▶ [What you will do] Leave out the pictures and repeat the data exactly.

▶ [Data records]
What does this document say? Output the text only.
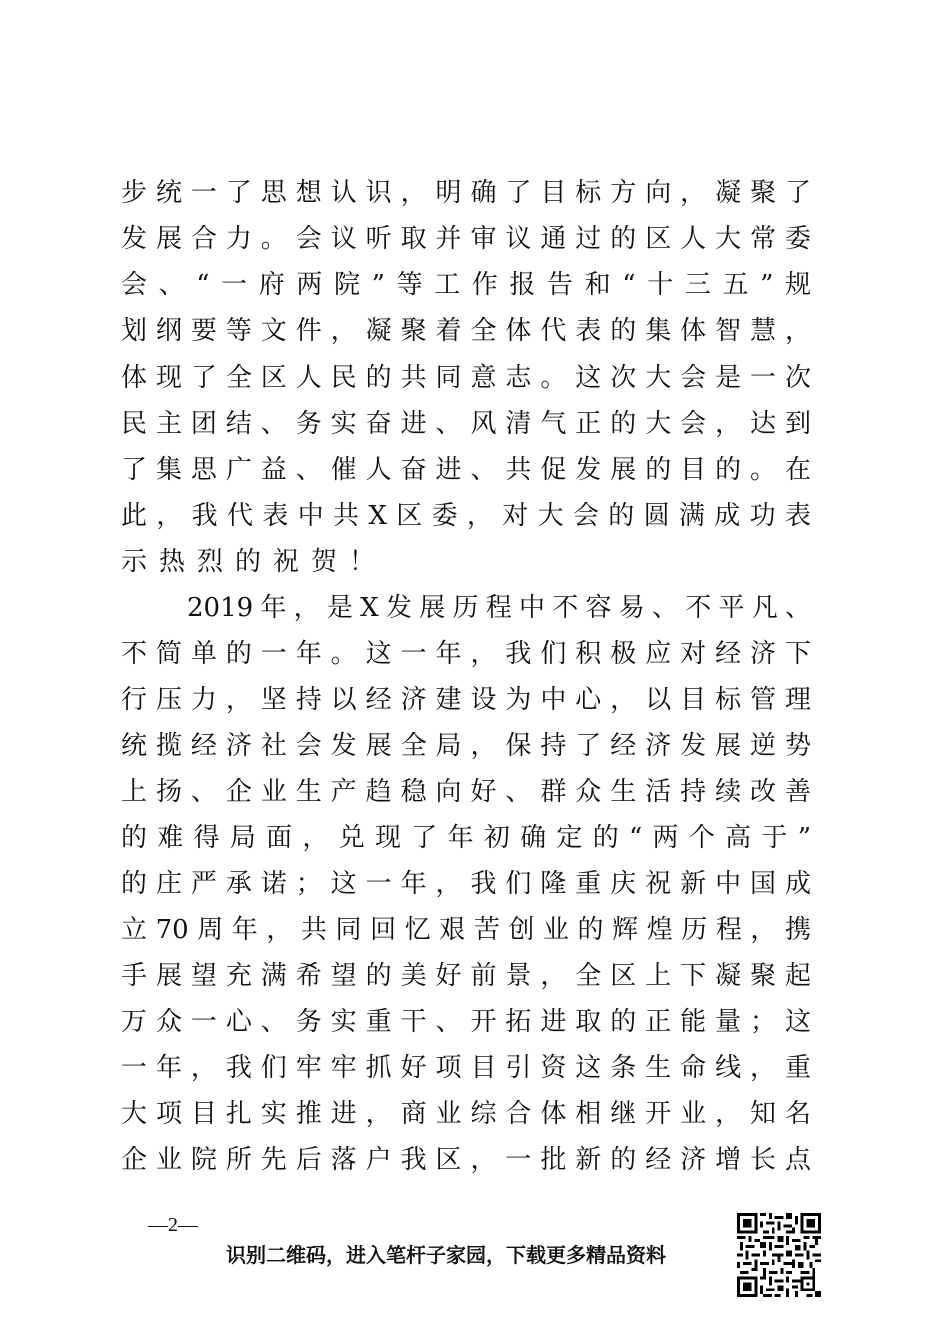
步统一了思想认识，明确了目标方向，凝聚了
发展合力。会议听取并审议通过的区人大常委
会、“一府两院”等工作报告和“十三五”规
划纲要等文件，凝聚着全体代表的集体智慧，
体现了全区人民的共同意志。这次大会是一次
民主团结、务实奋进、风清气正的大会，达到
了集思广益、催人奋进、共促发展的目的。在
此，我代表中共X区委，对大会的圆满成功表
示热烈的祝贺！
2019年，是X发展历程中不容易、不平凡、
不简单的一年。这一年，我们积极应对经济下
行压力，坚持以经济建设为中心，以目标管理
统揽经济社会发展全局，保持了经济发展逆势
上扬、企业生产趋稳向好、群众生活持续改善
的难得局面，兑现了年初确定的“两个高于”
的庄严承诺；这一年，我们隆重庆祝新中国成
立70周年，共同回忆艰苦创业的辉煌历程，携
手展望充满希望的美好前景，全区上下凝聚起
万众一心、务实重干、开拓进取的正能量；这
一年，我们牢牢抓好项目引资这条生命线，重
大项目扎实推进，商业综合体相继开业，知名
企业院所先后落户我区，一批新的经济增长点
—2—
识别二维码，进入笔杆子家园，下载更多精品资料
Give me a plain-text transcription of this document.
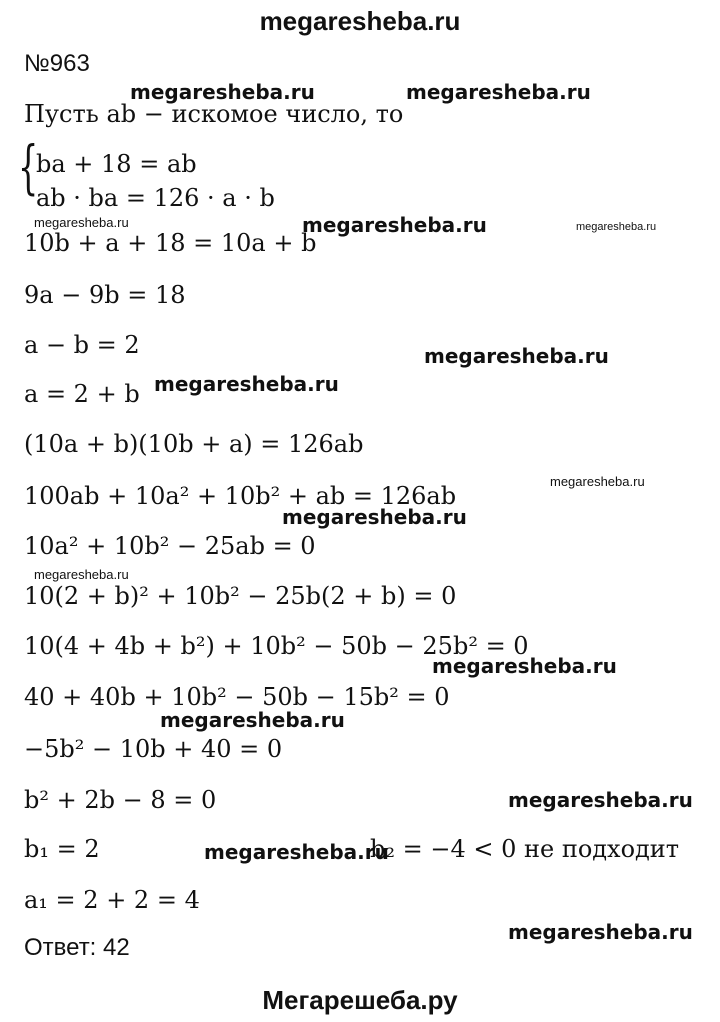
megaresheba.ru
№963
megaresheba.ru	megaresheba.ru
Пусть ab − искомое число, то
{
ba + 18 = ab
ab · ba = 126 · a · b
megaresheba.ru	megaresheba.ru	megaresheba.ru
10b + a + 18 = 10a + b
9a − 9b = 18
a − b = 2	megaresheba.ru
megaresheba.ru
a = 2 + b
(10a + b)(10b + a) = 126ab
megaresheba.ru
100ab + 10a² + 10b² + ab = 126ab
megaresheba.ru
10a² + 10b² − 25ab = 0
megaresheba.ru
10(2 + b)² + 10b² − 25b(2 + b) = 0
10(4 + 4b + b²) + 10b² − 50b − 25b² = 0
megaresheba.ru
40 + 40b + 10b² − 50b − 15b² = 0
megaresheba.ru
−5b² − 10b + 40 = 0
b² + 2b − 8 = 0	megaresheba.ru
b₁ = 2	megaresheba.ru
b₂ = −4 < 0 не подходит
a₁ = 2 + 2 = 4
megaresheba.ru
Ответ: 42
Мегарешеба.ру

▶ [Solution for this task]
What does this document say? Output the text only.
步统一了思想认识，明确了目标方向，凝聚了
发展合力。会议听取并审议通过的区人大常委
会、“一府两院”等工作报告和“十三五”规
划纲要等文件，凝聚着全体代表的集体智慧，
体现了全区人民的共同意志。这次大会是一次
民主团结、务实奋进、风清气正的大会，达到
了集思广益、催人奋进、共促发展的目的。在
此，我代表中共X区委，对大会的圆满成功表
示热烈的祝贺！
2019年，是X发展历程中不容易、不平凡、
不简单的一年。这一年，我们积极应对经济下
行压力，坚持以经济建设为中心，以目标管理
统揽经济社会发展全局，保持了经济发展逆势
上扬、企业生产趋稳向好、群众生活持续改善
的难得局面，兑现了年初确定的“两个高于”
的庄严承诺；这一年，我们隆重庆祝新中国成
立70周年，共同回忆艰苦创业的辉煌历程，携
手展望充满希望的美好前景，全区上下凝聚起
万众一心、务实重干、开拓进取的正能量；这
一年，我们牢牢抓好项目引资这条生命线，重
大项目扎实推进，商业综合体相继开业，知名
企业院所先后落户我区，一批新的经济增长点
—2—
识别二维码，进入笔杆子家园，下载更多精品资料
Give me a plain-text transcription of this document.
megaresheba.ru
№963
megaresheba.ru	megaresheba.ru
Пусть ab − искомое число, то
{
ba + 18 = ab
ab · ba = 126 · a · b
megaresheba.ru	megaresheba.ru	megaresheba.ru
10b + a + 18 = 10a + b
9a − 9b = 18
a − b = 2	megaresheba.ru
megaresheba.ru
a = 2 + b
(10a + b)(10b + a) = 126ab
megaresheba.ru
100ab + 10a² + 10b² + ab = 126ab
megaresheba.ru
10a² + 10b² − 25ab = 0
megaresheba.ru
10(2 + b)² + 10b² − 25b(2 + b) = 0
10(4 + 4b + b²) + 10b² − 50b − 25b² = 0
megaresheba.ru
40 + 40b + 10b² − 50b − 15b² = 0
megaresheba.ru
−5b² − 10b + 40 = 0
b² + 2b − 8 = 0	megaresheba.ru
b₁ = 2	megaresheba.ru
b₂ = −4 < 0 не подходит
a₁ = 2 + 2 = 4
megaresheba.ru
Ответ: 42
Мегарешеба.ру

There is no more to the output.